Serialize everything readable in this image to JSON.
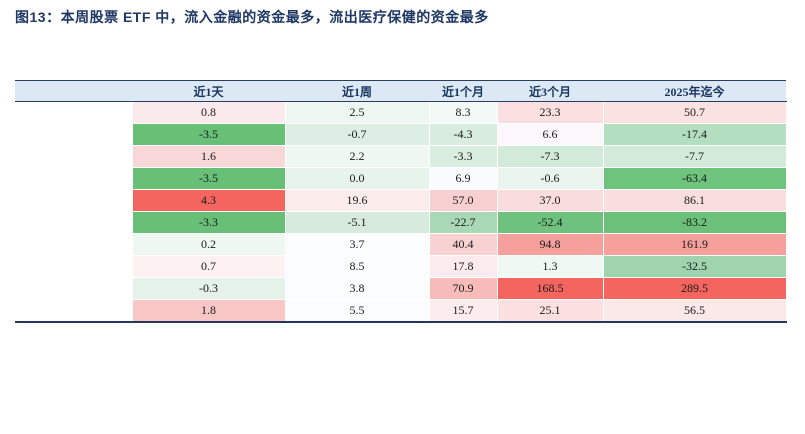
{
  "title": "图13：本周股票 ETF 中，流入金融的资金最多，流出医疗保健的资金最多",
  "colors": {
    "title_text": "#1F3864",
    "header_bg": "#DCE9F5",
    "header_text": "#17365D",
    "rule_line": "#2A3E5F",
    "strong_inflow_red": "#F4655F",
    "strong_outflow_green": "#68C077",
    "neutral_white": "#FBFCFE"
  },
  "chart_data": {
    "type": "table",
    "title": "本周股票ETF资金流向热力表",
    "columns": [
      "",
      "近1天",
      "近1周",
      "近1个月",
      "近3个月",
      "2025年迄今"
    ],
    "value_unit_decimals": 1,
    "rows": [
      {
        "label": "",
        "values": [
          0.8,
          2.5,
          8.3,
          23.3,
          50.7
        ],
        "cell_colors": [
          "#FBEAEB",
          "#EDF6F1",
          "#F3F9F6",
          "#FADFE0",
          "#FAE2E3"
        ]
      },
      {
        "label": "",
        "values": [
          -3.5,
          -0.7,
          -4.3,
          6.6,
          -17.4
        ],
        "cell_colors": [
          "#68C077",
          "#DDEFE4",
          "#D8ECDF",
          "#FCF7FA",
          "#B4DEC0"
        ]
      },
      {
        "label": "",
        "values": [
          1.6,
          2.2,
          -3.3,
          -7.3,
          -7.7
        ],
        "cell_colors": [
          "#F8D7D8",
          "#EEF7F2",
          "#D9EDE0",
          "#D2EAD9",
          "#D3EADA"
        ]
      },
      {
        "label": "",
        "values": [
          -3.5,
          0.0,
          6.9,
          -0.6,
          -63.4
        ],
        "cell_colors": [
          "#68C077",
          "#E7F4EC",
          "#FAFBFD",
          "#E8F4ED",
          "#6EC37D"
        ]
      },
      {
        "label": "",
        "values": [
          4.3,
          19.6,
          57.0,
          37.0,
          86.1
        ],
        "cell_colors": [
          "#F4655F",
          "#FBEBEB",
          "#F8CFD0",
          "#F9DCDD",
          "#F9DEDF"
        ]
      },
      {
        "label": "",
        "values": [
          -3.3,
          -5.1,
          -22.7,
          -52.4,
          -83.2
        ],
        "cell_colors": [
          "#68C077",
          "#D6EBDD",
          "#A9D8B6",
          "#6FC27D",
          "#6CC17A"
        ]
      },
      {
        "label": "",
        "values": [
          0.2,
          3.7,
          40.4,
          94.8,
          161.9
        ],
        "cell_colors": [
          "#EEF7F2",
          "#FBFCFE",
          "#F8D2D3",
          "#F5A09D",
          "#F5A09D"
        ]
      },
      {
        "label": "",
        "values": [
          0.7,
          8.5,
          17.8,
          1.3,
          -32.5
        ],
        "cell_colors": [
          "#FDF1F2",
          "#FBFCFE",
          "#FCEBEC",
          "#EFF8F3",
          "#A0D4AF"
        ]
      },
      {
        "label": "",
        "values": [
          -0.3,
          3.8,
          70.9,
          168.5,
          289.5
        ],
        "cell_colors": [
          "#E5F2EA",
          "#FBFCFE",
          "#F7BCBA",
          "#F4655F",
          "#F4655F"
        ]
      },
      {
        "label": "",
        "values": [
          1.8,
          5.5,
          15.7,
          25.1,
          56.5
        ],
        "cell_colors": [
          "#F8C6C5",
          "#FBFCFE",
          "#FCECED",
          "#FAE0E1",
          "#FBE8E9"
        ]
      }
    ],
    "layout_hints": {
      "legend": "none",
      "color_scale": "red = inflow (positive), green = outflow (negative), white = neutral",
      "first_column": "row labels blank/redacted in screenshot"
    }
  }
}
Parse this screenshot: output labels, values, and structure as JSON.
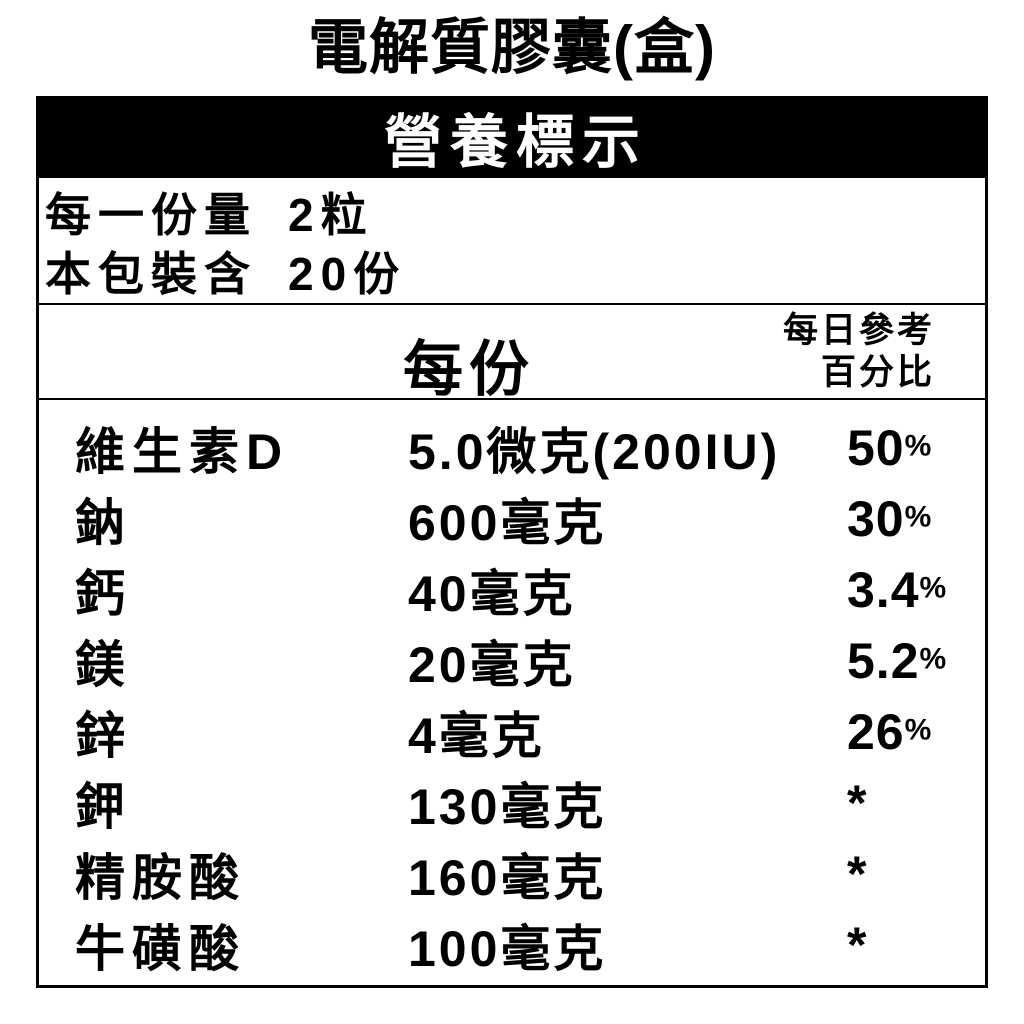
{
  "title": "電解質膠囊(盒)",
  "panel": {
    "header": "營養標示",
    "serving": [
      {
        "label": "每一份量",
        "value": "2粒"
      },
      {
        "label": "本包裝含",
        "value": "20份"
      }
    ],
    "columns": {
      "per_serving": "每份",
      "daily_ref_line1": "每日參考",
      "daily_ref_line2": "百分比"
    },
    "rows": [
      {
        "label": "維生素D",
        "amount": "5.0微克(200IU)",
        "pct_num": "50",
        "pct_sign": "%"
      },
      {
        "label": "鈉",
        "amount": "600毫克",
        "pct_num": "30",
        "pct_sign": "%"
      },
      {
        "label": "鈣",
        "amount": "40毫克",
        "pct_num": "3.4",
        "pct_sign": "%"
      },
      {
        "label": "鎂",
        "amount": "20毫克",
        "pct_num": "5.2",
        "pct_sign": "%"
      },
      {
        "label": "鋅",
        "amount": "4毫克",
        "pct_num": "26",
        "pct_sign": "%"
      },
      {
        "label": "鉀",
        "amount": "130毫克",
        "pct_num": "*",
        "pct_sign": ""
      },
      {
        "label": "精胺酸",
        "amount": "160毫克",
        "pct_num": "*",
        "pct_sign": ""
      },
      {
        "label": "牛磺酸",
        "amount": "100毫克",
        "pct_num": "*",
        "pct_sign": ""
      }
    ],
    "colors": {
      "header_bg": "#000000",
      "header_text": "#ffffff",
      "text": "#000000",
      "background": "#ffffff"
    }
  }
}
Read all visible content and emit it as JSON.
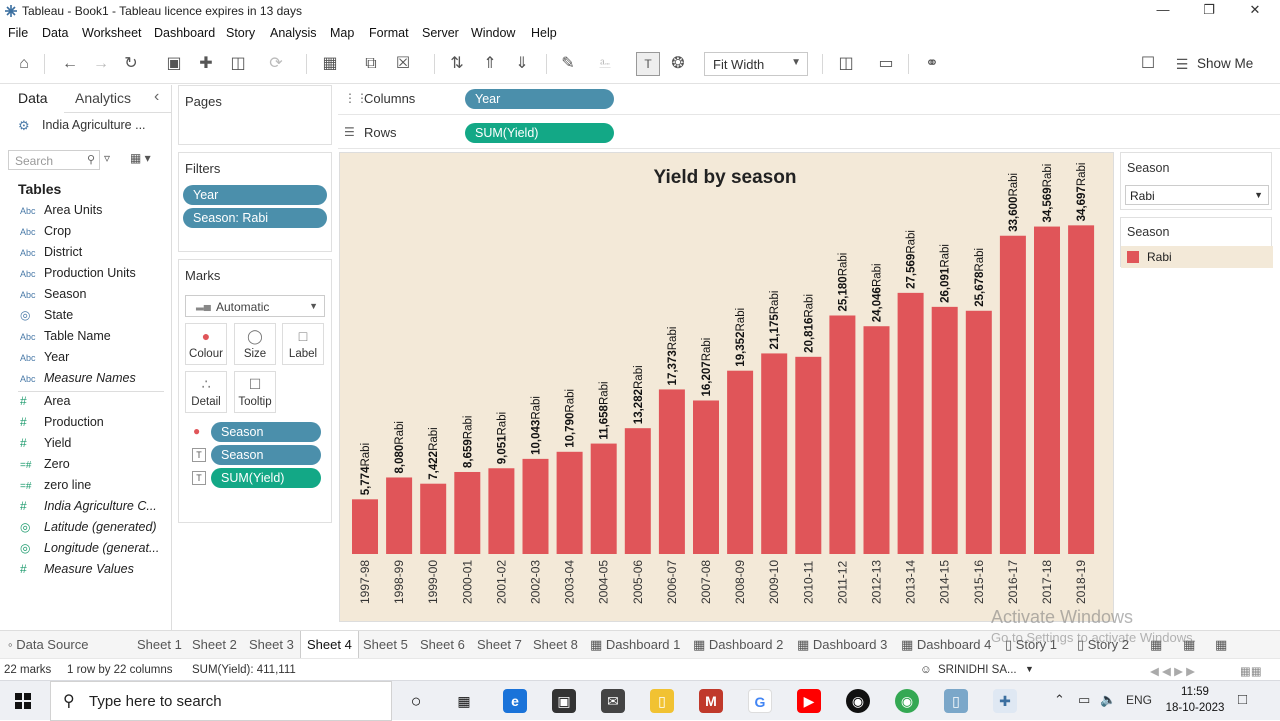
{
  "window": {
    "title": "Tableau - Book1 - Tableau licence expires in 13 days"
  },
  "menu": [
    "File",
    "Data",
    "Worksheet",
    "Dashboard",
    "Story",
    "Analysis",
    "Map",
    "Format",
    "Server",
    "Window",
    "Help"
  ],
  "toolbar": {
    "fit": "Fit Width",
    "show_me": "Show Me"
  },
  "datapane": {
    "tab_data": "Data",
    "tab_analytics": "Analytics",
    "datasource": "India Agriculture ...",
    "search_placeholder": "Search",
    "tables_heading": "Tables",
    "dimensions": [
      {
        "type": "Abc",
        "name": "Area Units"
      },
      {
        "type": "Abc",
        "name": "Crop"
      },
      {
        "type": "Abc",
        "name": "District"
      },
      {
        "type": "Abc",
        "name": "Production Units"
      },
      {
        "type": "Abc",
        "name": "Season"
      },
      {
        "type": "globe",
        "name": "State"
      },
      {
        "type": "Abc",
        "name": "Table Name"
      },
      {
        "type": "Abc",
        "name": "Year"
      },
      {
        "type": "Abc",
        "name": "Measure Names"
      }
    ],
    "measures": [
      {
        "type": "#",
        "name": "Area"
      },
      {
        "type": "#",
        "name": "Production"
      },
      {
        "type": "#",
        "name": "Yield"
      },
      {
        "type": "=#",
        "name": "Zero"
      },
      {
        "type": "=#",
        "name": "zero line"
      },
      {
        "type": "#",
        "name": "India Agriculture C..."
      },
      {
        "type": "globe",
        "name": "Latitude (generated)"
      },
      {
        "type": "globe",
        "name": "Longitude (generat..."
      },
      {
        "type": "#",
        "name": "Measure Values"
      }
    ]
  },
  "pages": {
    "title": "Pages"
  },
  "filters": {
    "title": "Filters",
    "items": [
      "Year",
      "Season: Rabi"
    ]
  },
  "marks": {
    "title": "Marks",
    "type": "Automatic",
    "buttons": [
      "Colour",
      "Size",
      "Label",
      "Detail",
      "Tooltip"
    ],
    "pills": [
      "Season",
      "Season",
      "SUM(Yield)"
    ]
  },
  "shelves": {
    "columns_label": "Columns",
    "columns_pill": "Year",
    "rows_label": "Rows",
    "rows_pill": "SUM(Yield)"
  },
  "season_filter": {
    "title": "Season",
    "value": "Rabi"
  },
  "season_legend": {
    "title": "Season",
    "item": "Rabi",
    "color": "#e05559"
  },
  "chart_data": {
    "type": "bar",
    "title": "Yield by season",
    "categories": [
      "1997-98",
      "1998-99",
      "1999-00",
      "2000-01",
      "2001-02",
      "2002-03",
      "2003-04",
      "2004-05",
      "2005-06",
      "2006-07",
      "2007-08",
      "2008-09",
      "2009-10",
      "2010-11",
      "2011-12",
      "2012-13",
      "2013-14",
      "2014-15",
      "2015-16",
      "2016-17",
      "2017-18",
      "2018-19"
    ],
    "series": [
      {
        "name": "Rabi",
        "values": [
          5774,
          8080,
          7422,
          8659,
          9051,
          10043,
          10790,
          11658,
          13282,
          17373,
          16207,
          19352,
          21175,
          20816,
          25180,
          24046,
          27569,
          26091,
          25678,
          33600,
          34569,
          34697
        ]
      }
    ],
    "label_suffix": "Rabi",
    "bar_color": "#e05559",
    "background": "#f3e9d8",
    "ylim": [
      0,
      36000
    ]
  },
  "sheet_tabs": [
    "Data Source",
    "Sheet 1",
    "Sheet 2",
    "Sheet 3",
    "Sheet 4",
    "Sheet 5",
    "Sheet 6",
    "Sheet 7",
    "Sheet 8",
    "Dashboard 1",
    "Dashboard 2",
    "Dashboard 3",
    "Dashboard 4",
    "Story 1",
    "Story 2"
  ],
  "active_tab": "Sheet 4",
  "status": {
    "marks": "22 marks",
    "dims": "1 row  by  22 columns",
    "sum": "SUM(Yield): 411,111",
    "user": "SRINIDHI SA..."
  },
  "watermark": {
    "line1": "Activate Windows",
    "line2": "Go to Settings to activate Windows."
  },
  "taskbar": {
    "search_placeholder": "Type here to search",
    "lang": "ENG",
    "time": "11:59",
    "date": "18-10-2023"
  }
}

Job:
Check each line in the records for the word "Agriculture" and say how many have it, with nothing else.

Exercise output:
2